# Requirement
Please reproduce every record, keeping each one exactly as written.

# Records shown
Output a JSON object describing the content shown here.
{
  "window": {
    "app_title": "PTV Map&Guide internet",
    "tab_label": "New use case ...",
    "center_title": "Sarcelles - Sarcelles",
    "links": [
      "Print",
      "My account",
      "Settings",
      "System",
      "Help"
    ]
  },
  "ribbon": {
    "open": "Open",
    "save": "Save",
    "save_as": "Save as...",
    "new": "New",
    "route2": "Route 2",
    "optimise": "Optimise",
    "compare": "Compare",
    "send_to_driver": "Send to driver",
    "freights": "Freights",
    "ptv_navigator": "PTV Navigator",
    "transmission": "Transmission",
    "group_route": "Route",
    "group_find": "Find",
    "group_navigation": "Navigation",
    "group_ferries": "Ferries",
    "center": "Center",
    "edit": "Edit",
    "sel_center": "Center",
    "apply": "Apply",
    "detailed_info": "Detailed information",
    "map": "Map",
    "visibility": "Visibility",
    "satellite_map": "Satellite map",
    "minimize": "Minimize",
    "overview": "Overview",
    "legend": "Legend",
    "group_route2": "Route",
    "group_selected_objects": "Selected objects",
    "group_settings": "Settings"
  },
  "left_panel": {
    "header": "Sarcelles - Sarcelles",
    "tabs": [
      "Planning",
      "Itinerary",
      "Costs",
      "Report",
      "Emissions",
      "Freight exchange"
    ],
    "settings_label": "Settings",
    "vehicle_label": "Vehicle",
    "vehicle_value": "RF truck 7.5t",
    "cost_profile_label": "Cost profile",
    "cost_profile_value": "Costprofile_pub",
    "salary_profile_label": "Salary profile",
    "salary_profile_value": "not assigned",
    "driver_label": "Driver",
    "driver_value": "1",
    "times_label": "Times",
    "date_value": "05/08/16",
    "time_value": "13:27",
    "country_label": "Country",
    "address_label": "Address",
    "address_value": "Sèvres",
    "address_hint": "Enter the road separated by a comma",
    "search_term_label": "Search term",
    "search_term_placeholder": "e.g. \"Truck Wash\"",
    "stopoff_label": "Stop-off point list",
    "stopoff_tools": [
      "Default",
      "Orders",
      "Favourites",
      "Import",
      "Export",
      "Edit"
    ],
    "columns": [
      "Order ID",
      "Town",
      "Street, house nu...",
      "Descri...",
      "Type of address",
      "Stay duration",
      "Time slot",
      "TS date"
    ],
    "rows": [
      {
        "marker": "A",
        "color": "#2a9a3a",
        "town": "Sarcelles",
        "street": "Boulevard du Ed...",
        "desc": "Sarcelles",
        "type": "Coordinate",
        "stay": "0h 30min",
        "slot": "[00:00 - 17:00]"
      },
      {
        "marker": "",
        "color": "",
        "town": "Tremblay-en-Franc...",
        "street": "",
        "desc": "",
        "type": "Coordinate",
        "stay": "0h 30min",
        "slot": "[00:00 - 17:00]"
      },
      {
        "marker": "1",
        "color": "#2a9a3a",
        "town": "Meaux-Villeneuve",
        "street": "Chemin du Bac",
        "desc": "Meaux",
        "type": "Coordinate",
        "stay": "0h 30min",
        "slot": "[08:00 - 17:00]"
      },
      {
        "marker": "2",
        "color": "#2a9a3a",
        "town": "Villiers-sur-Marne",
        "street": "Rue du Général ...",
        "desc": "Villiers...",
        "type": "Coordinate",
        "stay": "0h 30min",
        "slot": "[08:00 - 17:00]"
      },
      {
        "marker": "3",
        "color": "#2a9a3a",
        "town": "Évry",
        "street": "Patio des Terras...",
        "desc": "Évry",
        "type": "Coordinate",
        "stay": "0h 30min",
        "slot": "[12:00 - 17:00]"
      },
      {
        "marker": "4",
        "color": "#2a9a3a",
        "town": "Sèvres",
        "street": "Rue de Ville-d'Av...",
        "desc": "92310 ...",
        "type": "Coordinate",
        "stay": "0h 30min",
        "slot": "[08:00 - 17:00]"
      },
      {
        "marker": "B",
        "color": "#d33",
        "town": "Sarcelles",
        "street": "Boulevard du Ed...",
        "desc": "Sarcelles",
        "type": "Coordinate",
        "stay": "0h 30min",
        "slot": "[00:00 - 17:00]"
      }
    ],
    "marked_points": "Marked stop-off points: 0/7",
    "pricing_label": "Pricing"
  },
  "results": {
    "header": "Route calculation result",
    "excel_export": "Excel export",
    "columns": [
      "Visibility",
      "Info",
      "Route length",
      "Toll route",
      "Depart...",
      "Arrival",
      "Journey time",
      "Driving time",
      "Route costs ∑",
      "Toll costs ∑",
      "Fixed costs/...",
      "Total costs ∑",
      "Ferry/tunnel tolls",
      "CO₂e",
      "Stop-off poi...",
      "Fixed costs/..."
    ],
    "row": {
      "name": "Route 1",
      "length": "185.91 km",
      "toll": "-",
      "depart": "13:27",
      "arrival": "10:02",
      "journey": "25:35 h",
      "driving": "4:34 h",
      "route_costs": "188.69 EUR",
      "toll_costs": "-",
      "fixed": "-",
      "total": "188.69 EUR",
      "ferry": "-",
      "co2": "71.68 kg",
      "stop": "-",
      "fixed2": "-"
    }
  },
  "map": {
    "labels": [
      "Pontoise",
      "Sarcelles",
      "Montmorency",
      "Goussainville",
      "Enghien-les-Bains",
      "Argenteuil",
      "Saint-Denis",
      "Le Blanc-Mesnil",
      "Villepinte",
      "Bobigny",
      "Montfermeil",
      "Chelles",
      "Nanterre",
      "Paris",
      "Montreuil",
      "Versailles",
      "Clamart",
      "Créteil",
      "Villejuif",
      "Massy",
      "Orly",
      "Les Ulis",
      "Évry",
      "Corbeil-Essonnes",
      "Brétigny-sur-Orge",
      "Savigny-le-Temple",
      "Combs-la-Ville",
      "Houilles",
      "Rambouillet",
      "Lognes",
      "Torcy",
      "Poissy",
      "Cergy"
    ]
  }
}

# Written answer
Output a JSON object describing the content shown here.
{
  "window": {
    "app_title": "PTV Map&Guide internet",
    "tab_label": "New use case ...",
    "center_title": "Sarcelles - Sarcelles",
    "links": [
      "Print",
      "My account",
      "Settings",
      "System",
      "Help"
    ]
  },
  "ribbon": {
    "open": "Open",
    "save": "Save",
    "save_as": "Save as...",
    "new": "New",
    "route2": "Route 2",
    "optimise": "Optimise",
    "compare": "Compare",
    "send_to_driver": "Send to driver",
    "freights": "Freights",
    "ptv_navigator": "PTV Navigator",
    "transmission": "Transmission",
    "group_route": "Route",
    "group_find": "Find",
    "group_navigation": "Navigation",
    "group_ferries": "Ferries",
    "center": "Center",
    "edit": "Edit",
    "sel_center": "Center",
    "apply": "Apply",
    "detailed_info": "Detailed information",
    "map": "Map",
    "visibility": "Visibility",
    "satellite_map": "Satellite map",
    "minimize": "Minimize",
    "overview": "Overview",
    "legend": "Legend",
    "group_route2": "Route",
    "group_selected_objects": "Selected objects",
    "group_settings": "Settings"
  },
  "left_panel": {
    "header": "Sarcelles - Sarcelles",
    "tabs": [
      "Planning",
      "Itinerary",
      "Costs",
      "Report",
      "Emissions",
      "Freight exchange"
    ],
    "settings_label": "Settings",
    "vehicle_label": "Vehicle",
    "vehicle_value": "RF truck 7.5t",
    "cost_profile_label": "Cost profile",
    "cost_profile_value": "Costprofile_pub",
    "salary_profile_label": "Salary profile",
    "salary_profile_value": "not assigned",
    "driver_label": "Driver",
    "driver_value": "1",
    "times_label": "Times",
    "date_value": "05/08/16",
    "time_value": "13:27",
    "country_label": "Country",
    "address_label": "Address",
    "address_value": "Sèvres",
    "address_hint": "Enter the road separated by a comma",
    "search_term_label": "Search term",
    "search_term_placeholder": "e.g. \"Truck Wash\"",
    "stopoff_label": "Stop-off point list",
    "stopoff_tools": [
      "Default",
      "Orders",
      "Favourites",
      "Import",
      "Export",
      "Edit"
    ],
    "columns": [
      "Order ID",
      "Town",
      "Street, house nu...",
      "Descri...",
      "Type of address",
      "Stay duration",
      "Time slot",
      "TS date"
    ],
    "rows": [
      {
        "marker": "A",
        "color": "#2a9a3a",
        "town": "Sarcelles",
        "street": "Boulevard du Ed...",
        "desc": "Sarcelles",
        "type": "Coordinate",
        "stay": "0h 30min",
        "slot": "[00:00 - 17:00]"
      },
      {
        "marker": "",
        "color": "",
        "town": "Tremblay-en-Franc...",
        "street": "",
        "desc": "",
        "type": "Coordinate",
        "stay": "0h 30min",
        "slot": "[00:00 - 17:00]"
      },
      {
        "marker": "1",
        "color": "#2a9a3a",
        "town": "Meaux-Villeneuve",
        "street": "Chemin du Bac",
        "desc": "Meaux",
        "type": "Coordinate",
        "stay": "0h 30min",
        "slot": "[08:00 - 17:00]"
      },
      {
        "marker": "2",
        "color": "#2a9a3a",
        "town": "Villiers-sur-Marne",
        "street": "Rue du Général ...",
        "desc": "Villiers...",
        "type": "Coordinate",
        "stay": "0h 30min",
        "slot": "[08:00 - 17:00]"
      },
      {
        "marker": "3",
        "color": "#2a9a3a",
        "town": "Évry",
        "street": "Patio des Terras...",
        "desc": "Évry",
        "type": "Coordinate",
        "stay": "0h 30min",
        "slot": "[12:00 - 17:00]"
      },
      {
        "marker": "4",
        "color": "#2a9a3a",
        "town": "Sèvres",
        "street": "Rue de Ville-d'Av...",
        "desc": "92310 ...",
        "type": "Coordinate",
        "stay": "0h 30min",
        "slot": "[08:00 - 17:00]"
      },
      {
        "marker": "B",
        "color": "#d33",
        "town": "Sarcelles",
        "street": "Boulevard du Ed...",
        "desc": "Sarcelles",
        "type": "Coordinate",
        "stay": "0h 30min",
        "slot": "[00:00 - 17:00]"
      }
    ],
    "marked_points": "Marked stop-off points: 0/7",
    "pricing_label": "Pricing"
  },
  "results": {
    "header": "Route calculation result",
    "excel_export": "Excel export",
    "columns": [
      "Visibility",
      "Info",
      "Route length",
      "Toll route",
      "Depart...",
      "Arrival",
      "Journey time",
      "Driving time",
      "Route costs ∑",
      "Toll costs ∑",
      "Fixed costs/...",
      "Total costs ∑",
      "Ferry/tunnel tolls",
      "CO₂e",
      "Stop-off poi...",
      "Fixed costs/..."
    ],
    "row": {
      "name": "Route 1",
      "length": "185.91 km",
      "toll": "-",
      "depart": "13:27",
      "arrival": "10:02",
      "journey": "25:35 h",
      "driving": "4:34 h",
      "route_costs": "188.69 EUR",
      "toll_costs": "-",
      "fixed": "-",
      "total": "188.69 EUR",
      "ferry": "-",
      "co2": "71.68 kg",
      "stop": "-",
      "fixed2": "-"
    }
  },
  "map": {
    "labels": [
      "Pontoise",
      "Sarcelles",
      "Montmorency",
      "Goussainville",
      "Enghien-les-Bains",
      "Argenteuil",
      "Saint-Denis",
      "Le Blanc-Mesnil",
      "Villepinte",
      "Bobigny",
      "Montfermeil",
      "Chelles",
      "Nanterre",
      "Paris",
      "Montreuil",
      "Versailles",
      "Clamart",
      "Créteil",
      "Villejuif",
      "Massy",
      "Orly",
      "Les Ulis",
      "Évry",
      "Corbeil-Essonnes",
      "Brétigny-sur-Orge",
      "Savigny-le-Temple",
      "Combs-la-Ville",
      "Houilles",
      "Rambouillet",
      "Lognes",
      "Torcy",
      "Poissy",
      "Cergy"
    ]
  }
}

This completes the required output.